(Records from a collection)
begin

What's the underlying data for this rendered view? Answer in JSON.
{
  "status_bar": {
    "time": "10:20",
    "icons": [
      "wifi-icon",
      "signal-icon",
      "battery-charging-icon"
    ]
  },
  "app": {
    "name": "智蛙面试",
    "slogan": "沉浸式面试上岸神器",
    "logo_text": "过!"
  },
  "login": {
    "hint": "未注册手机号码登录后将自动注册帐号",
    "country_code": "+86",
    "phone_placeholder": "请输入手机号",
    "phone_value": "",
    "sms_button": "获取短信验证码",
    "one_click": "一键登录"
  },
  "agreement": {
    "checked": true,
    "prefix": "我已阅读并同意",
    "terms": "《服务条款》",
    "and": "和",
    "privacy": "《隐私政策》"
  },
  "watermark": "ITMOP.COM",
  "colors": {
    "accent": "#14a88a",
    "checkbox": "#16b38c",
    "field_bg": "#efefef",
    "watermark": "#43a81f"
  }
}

end

■ Problem description: All of the entries must be written out exactly as they stand.

■ Response:
What's the underlying data for this rendered view? Answer in JSON.
{
  "status_bar": {
    "time": "10:20",
    "icons": [
      "wifi-icon",
      "signal-icon",
      "battery-charging-icon"
    ]
  },
  "app": {
    "name": "智蛙面试",
    "slogan": "沉浸式面试上岸神器",
    "logo_text": "过!"
  },
  "login": {
    "hint": "未注册手机号码登录后将自动注册帐号",
    "country_code": "+86",
    "phone_placeholder": "请输入手机号",
    "phone_value": "",
    "sms_button": "获取短信验证码",
    "one_click": "一键登录"
  },
  "agreement": {
    "checked": true,
    "prefix": "我已阅读并同意",
    "terms": "《服务条款》",
    "and": "和",
    "privacy": "《隐私政策》"
  },
  "watermark": "ITMOP.COM",
  "colors": {
    "accent": "#14a88a",
    "checkbox": "#16b38c",
    "field_bg": "#efefef",
    "watermark": "#43a81f"
  }
}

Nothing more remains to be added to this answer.